■ Task brief:
Your task is to transcribe all of the records exactly and leave out the pictures.

■ The records:
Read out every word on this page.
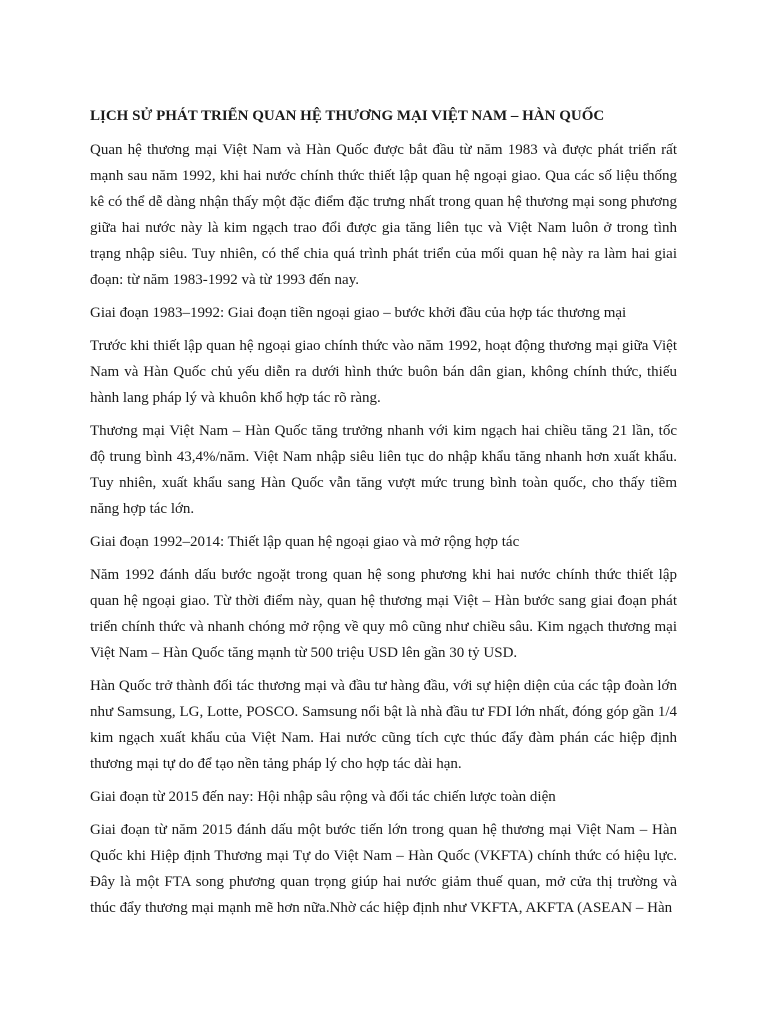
LỊCH SỬ PHÁT TRIỂN QUAN HỆ THƯƠNG MẠI VIỆT NAM – HÀN QUỐC

Quan hệ thương mại Việt Nam và Hàn Quốc được bắt đầu từ năm 1983 và được phát triển rất mạnh sau năm 1992, khi hai nước chính thức thiết lập quan hệ ngoại giao. Qua các số liệu thống kê có thể dễ dàng nhận thấy một đặc điểm đặc trưng nhất trong quan hệ thương mại song phương giữa hai nước này là kim ngạch trao đổi được gia tăng liên tục và Việt Nam luôn ở trong tình trạng nhập siêu. Tuy nhiên, có thể chia quá trình phát triển của mối quan hệ này ra làm hai giai đoạn: từ năm 1983-1992 và từ 1993 đến nay.

Giai đoạn 1983–1992: Giai đoạn tiền ngoại giao – bước khởi đầu của hợp tác thương mại

Trước khi thiết lập quan hệ ngoại giao chính thức vào năm 1992, hoạt động thương mại giữa Việt Nam và Hàn Quốc chủ yếu diễn ra dưới hình thức buôn bán dân gian, không chính thức, thiếu hành lang pháp lý và khuôn khổ hợp tác rõ ràng.

Thương mại Việt Nam – Hàn Quốc tăng trưởng nhanh với kim ngạch hai chiều tăng 21 lần, tốc độ trung bình 43,4%/năm. Việt Nam nhập siêu liên tục do nhập khẩu tăng nhanh hơn xuất khẩu. Tuy nhiên, xuất khẩu sang Hàn Quốc vẫn tăng vượt mức trung bình toàn quốc, cho thấy tiềm năng hợp tác lớn.

Giai đoạn 1992–2014: Thiết lập quan hệ ngoại giao và mở rộng hợp tác

Năm 1992 đánh dấu bước ngoặt trong quan hệ song phương khi hai nước chính thức thiết lập quan hệ ngoại giao. Từ thời điểm này, quan hệ thương mại Việt – Hàn bước sang giai đoạn phát triển chính thức và nhanh chóng mở rộng về quy mô cũng như chiều sâu. Kim ngạch thương mại Việt Nam – Hàn Quốc tăng mạnh từ 500 triệu USD lên gần 30 tỷ USD.

Hàn Quốc trở thành đối tác thương mại và đầu tư hàng đầu, với sự hiện diện của các tập đoàn lớn như Samsung, LG, Lotte, POSCO. Samsung nổi bật là nhà đầu tư FDI lớn nhất, đóng góp gần 1/4 kim ngạch xuất khẩu của Việt Nam. Hai nước cũng tích cực thúc đẩy đàm phán các hiệp định thương mại tự do để tạo nền tảng pháp lý cho hợp tác dài hạn.

Giai đoạn từ 2015 đến nay: Hội nhập sâu rộng và đối tác chiến lược toàn diện

Giai đoạn từ năm 2015 đánh dấu một bước tiến lớn trong quan hệ thương mại Việt Nam – Hàn Quốc khi Hiệp định Thương mại Tự do Việt Nam – Hàn Quốc (VKFTA) chính thức có hiệu lực. Đây là một FTA song phương quan trọng giúp hai nước giảm thuế quan, mở cửa thị trường và thúc đẩy thương mại mạnh mẽ hơn nữa.Nhờ các hiệp định như VKFTA, AKFTA (ASEAN – Hàn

■ Answer for this exercise:
Read out every word on this page.
LỊCH SỬ PHÁT TRIỂN QUAN HỆ THƯƠNG MẠI VIỆT NAM – HÀN QUỐC

Quan hệ thương mại Việt Nam và Hàn Quốc được bắt đầu từ năm 1983 và được phát triển rất mạnh sau năm 1992, khi hai nước chính thức thiết lập quan hệ ngoại giao. Qua các số liệu thống kê có thể dễ dàng nhận thấy một đặc điểm đặc trưng nhất trong quan hệ thương mại song phương giữa hai nước này là kim ngạch trao đổi được gia tăng liên tục và Việt Nam luôn ở trong tình trạng nhập siêu. Tuy nhiên, có thể chia quá trình phát triển của mối quan hệ này ra làm hai giai đoạn: từ năm 1983-1992 và từ 1993 đến nay.

Giai đoạn 1983–1992: Giai đoạn tiền ngoại giao – bước khởi đầu của hợp tác thương mại

Trước khi thiết lập quan hệ ngoại giao chính thức vào năm 1992, hoạt động thương mại giữa Việt Nam và Hàn Quốc chủ yếu diễn ra dưới hình thức buôn bán dân gian, không chính thức, thiếu hành lang pháp lý và khuôn khổ hợp tác rõ ràng.

Thương mại Việt Nam – Hàn Quốc tăng trưởng nhanh với kim ngạch hai chiều tăng 21 lần, tốc độ trung bình 43,4%/năm. Việt Nam nhập siêu liên tục do nhập khẩu tăng nhanh hơn xuất khẩu. Tuy nhiên, xuất khẩu sang Hàn Quốc vẫn tăng vượt mức trung bình toàn quốc, cho thấy tiềm năng hợp tác lớn.

Giai đoạn 1992–2014: Thiết lập quan hệ ngoại giao và mở rộng hợp tác

Năm 1992 đánh dấu bước ngoặt trong quan hệ song phương khi hai nước chính thức thiết lập quan hệ ngoại giao. Từ thời điểm này, quan hệ thương mại Việt – Hàn bước sang giai đoạn phát triển chính thức và nhanh chóng mở rộng về quy mô cũng như chiều sâu. Kim ngạch thương mại Việt Nam – Hàn Quốc tăng mạnh từ 500 triệu USD lên gần 30 tỷ USD.

Hàn Quốc trở thành đối tác thương mại và đầu tư hàng đầu, với sự hiện diện của các tập đoàn lớn như Samsung, LG, Lotte, POSCO. Samsung nổi bật là nhà đầu tư FDI lớn nhất, đóng góp gần 1/4 kim ngạch xuất khẩu của Việt Nam. Hai nước cũng tích cực thúc đẩy đàm phán các hiệp định thương mại tự do để tạo nền tảng pháp lý cho hợp tác dài hạn.

Giai đoạn từ 2015 đến nay: Hội nhập sâu rộng và đối tác chiến lược toàn diện

Giai đoạn từ năm 2015 đánh dấu một bước tiến lớn trong quan hệ thương mại Việt Nam – Hàn Quốc khi Hiệp định Thương mại Tự do Việt Nam – Hàn Quốc (VKFTA) chính thức có hiệu lực. Đây là một FTA song phương quan trọng giúp hai nước giảm thuế quan, mở cửa thị trường và thúc đẩy thương mại mạnh mẽ hơn nữa.Nhờ các hiệp định như VKFTA, AKFTA (ASEAN – Hàn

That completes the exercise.